■ PROBLEM DESCRIPTION:
From the entries below, copy every line where the string "optimisation" appears.

-------- EXTRACTED RECORDS --------

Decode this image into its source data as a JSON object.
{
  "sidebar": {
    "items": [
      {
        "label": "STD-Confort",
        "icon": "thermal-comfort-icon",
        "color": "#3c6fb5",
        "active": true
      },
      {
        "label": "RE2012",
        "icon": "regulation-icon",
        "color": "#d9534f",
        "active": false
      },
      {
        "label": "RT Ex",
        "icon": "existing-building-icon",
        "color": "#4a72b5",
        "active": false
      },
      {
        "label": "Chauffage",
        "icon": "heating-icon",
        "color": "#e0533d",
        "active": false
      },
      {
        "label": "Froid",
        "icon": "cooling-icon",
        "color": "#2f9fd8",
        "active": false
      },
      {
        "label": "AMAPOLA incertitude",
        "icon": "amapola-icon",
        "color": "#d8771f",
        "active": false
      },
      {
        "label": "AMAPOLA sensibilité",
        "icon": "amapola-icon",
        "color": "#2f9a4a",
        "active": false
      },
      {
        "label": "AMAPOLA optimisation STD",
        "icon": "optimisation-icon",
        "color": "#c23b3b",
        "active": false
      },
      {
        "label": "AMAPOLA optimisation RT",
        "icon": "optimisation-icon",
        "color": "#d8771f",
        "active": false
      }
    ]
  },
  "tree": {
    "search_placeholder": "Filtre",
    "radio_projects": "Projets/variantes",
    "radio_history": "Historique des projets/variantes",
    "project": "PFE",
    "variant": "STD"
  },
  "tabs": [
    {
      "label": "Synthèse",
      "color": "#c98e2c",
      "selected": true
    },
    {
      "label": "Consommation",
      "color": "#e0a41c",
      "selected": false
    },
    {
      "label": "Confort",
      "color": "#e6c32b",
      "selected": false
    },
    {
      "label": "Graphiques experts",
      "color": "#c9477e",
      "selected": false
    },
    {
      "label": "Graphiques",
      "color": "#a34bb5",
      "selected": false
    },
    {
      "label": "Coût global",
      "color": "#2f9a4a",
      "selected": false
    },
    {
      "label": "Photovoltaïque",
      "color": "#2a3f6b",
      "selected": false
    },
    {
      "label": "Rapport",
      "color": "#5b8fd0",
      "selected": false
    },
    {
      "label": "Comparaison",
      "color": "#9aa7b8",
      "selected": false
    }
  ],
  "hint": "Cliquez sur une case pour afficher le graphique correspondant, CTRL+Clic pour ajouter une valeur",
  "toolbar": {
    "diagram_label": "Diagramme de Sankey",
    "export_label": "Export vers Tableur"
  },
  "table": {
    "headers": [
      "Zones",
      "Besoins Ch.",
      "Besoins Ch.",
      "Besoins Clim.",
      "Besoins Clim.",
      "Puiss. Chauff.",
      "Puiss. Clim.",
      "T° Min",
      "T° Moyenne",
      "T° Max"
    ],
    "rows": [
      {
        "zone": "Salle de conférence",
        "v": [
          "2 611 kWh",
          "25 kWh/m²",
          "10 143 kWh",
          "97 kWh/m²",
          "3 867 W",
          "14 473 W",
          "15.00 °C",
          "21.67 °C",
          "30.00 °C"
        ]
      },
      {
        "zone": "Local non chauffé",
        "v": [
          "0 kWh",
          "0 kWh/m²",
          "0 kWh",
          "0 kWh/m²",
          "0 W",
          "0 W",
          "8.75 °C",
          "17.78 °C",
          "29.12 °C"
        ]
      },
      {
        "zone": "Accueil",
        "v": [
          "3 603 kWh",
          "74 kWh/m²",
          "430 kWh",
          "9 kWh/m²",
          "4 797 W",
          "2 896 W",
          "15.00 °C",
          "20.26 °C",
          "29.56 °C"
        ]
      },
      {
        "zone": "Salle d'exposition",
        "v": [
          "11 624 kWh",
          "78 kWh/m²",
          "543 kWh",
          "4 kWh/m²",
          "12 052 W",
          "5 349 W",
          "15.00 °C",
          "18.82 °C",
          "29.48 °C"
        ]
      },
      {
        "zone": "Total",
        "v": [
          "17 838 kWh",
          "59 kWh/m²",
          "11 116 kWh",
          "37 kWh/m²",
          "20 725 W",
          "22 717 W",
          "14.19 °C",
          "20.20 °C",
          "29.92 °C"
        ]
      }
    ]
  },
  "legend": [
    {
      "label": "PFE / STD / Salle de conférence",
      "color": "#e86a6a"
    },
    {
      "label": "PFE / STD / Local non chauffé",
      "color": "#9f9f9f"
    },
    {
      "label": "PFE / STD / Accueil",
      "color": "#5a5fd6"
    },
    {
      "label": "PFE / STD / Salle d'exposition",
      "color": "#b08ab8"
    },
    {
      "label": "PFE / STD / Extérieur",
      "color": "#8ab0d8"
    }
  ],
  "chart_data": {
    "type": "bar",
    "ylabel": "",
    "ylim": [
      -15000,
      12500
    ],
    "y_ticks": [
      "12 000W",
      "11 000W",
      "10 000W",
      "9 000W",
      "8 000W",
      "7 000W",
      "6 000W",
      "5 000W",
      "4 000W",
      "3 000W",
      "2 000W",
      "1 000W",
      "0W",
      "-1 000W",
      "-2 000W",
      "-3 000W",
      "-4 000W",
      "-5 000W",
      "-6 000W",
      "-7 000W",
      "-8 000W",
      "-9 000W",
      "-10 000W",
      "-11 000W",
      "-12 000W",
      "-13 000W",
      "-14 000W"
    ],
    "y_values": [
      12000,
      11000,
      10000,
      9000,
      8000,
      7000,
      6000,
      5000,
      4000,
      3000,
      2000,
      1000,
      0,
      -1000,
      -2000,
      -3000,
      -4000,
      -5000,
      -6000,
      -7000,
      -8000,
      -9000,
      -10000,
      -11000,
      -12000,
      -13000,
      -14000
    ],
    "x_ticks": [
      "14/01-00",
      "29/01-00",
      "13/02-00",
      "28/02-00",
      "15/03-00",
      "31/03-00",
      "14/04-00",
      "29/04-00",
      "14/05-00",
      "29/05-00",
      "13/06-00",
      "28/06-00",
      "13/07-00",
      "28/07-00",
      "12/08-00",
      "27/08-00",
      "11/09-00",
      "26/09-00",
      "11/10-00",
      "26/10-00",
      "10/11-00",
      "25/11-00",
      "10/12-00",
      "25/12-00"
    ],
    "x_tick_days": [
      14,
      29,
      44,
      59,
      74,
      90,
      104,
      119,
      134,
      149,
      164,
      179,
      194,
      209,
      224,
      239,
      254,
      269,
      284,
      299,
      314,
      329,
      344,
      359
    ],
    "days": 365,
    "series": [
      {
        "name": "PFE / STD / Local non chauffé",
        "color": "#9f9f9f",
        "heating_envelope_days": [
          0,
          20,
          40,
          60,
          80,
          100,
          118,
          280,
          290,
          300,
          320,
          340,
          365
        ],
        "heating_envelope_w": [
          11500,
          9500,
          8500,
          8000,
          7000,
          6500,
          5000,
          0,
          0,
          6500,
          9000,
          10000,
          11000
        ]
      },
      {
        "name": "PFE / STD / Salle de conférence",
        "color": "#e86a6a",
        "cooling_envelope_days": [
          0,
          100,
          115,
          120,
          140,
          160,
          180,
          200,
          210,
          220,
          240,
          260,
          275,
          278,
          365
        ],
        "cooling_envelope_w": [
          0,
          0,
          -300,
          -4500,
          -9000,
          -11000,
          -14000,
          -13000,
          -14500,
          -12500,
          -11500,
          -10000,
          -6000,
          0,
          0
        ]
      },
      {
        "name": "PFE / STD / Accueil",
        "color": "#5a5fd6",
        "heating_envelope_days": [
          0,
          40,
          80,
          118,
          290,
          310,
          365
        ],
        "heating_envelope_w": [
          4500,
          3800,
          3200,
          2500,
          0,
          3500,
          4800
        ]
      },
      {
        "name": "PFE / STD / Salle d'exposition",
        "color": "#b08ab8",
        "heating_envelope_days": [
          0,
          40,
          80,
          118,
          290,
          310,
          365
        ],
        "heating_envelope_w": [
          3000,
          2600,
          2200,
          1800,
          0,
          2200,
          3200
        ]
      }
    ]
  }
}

--------

■ WRITTEN SOLUTION:
        "label": "AMAPOLA optimisation STD",
        "icon": "optimisation-icon",
        "label": "AMAPOLA optimisation RT",
        "icon": "optimisation-icon",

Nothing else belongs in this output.